§ Trecho para leitura
A partir das eleições de 2006, o Nordeste passou a ser um reduto eleitoral petista. Foram seis turnos de vitórias avassaladoras. Em trabalho recente, o cientista político e professor do Departamento de Ciência Política da Universidade Federal do Rio de Janeiro (UFRJ) Jairo Nicolau analisa fatores que podem afetar a intensidade da transferência de votos no principal reduto petista, sem a presença de Lula nas campanhas e, sobretudo, na urna eletrônica.

Em 2006, Lula obteve 60% dos votos dos eleitores nordestinos no primeiro turno, o maior percentual alcançado na história das eleições presidenciais por um candidato em uma determinada região, ressalta Nicolau. Ainda que Dilma Rousseff tenha obtido em 2010 e 2014 um percentual levemente menor do que Lula, a ideia de reduto se manteve.

No primeiro turno das eleições de 2014, 27% dos eleitores que compareceram para votar moravam no Nordeste. Desse modo, um candidato que receba 50% dos votos na região já garante cerca de 13,5% em âmbito nacional. Lula tem até 80% em certos estados nordestinos.

Jairo Nicolau diz que ninguém pode ter dúvida de que Fernando Haddad crescerá no Nordeste à medida que se torne conhecido dos eleitores da região. Existe uma versão corrente que sugere que essa transferência de votos de Lula será simples e automática, mas Nicolau lembra que, embora isso possa acontecer, há alguns obstáculos.

O reduto petista no Nordeste foi consolidado quando o partido estava à frente da Presidência. As eleições de 2006, 2010 e 2014 tiveram um caráter plebiscitário, a favor ou contra as políticas públicas do governo petista, fator que não estará presente este ano. Jairo Nicolau lembra que temas centrais da campanha ainda não estão postos. “Será a divisão entre os que apoiam e rejeitam Bolsonaro? Ou a crise econômica e as melhores propostas para superá-la? Ou até, quem sabe, uma mera ênfase nos atributos dos candidatos, sem grandes discussões sobre o país”, questiona o cientista político.

Para o PT, diz Nicolau, interessa recolocar o tema plebiscitário em outras bases, em torno de uma nova agenda: os que defendem a “volta do PT” versus os que são “contra a volta do PT”. A polarização pode ter um papel fundamental para impulsionar a transferência de votos no Nordeste.

Nas três últimas eleições, o PT praticamente não teve adversários no Nordeste. A dúvida, ressalta Jairo Nicolau, é até que ponto a candidatura de Ciro Gomes, político que fez sua carreira no Ceará, poderá ser uma barreira para o crescimento do PT. Nas duas eleições em que concorreu, Ciro teve o seu melhor desempenho no Nordeste — 12% dos votos dos que compareceram em 1998, e 15% em 2012 —, embora em patamares inferiores à votação do PT e do PSDB.

Jairo Nicolau acha que ainda é cedo para falar sobre o desempenho de Marina e Bolsonaro no Nordeste, já que a expectativa é que o crescimento do candidato petista “avance” sobre os votos que hoje esses candidatos obtêm na região.

No primeiro turno de 2014 havia uma expectativa de que os votos nulos e em branco poderiam crescer. Como tradicionalmente os votos inválidos são mais altos nas cidades mais pobres e com menor escolaridade, esse crescimento poderia afetar a candidatura de Dilma Rousseff. Mas isso não aconteceu.

§ Atividades propostas
1. Reescreva em forma de lista o parágrafo do trecho que começa com "No primeiro turno das eleições de 2014", preservando seus fatos principais.
2. Reproduza fielmente a parte do trecho que abre com as palavras em que aparece "Para o PT, diz" e fecha com "PT e do PSDB.".

§ Dados fornecidos
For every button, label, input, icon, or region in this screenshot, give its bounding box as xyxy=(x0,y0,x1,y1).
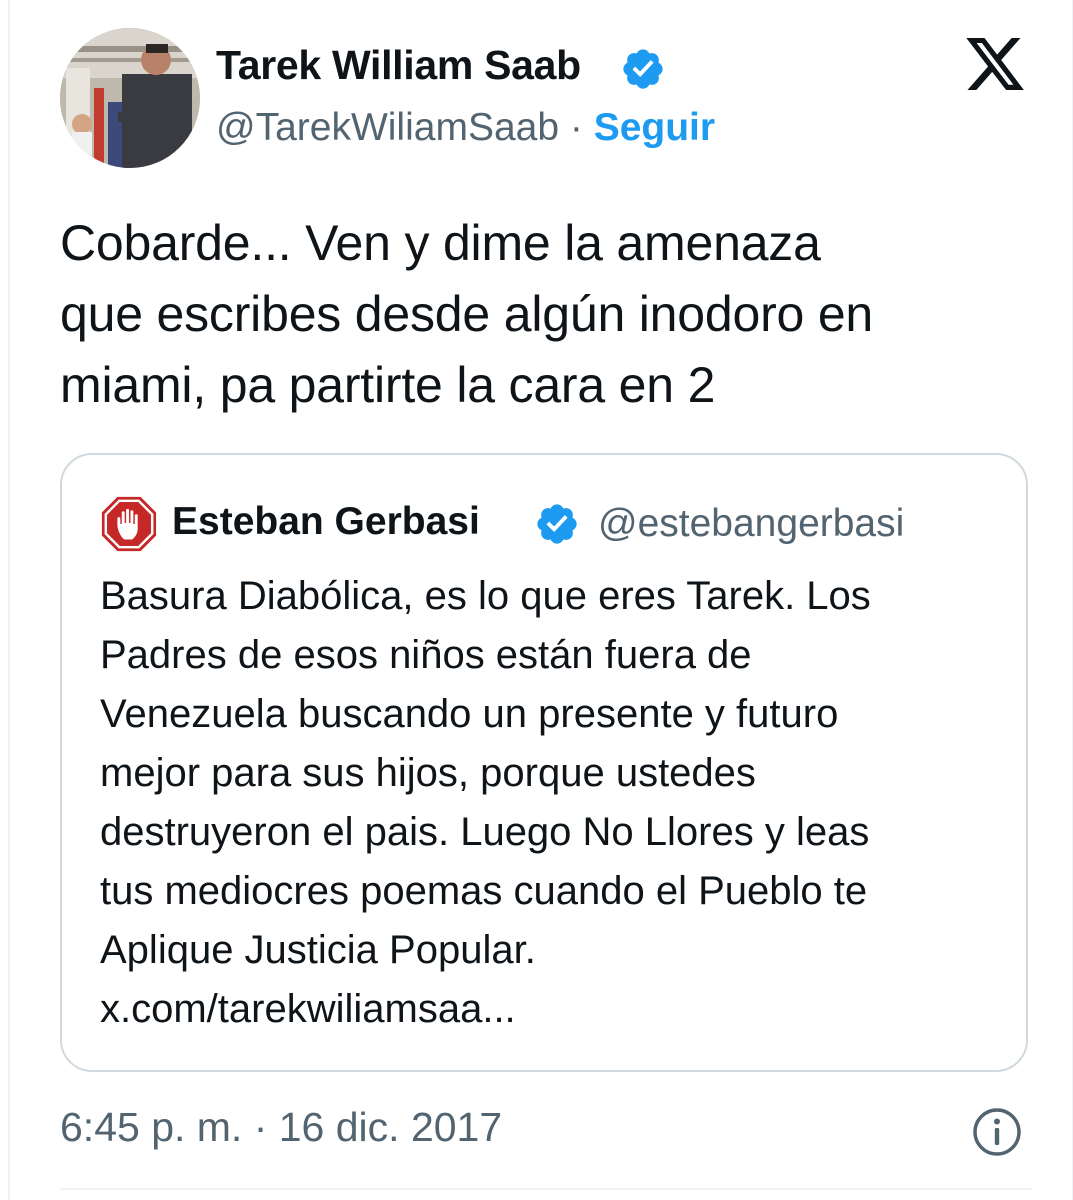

§ Respostas
1.
- No primeiro turno de 2014, 27% dos eleitores que compareceram para votar moravam no Nordeste.
- Por isso, um candidato com 50% dos votos na região já garante cerca de 13,5% em âmbito nacional.
- Lula tem até 80% em certos estados nordestinos.

2.
Para o PT, diz Nicolau, interessa recolocar o tema plebiscitário em outras bases, em torno de uma nova agenda: os que defendem a “volta do PT” versus os que são “contra a volta do PT”. A polarização pode ter um papel fundamental para impulsionar a transferência de votos no Nordeste.

Nas três últimas eleições, o PT praticamente não teve adversários no Nordeste. A dúvida, ressalta Jairo Nicolau, é até que ponto a candidatura de Ciro Gomes, político que fez sua carreira no Ceará, poderá ser uma barreira para o crescimento do PT. Nas duas eleições em que concorreu, Ciro teve o seu melhor desempenho no Nordeste — 12% dos votos dos que compareceram em 1998, e 15% em 2012 —, embora em patamares inferiores à votação do PT e do PSDB.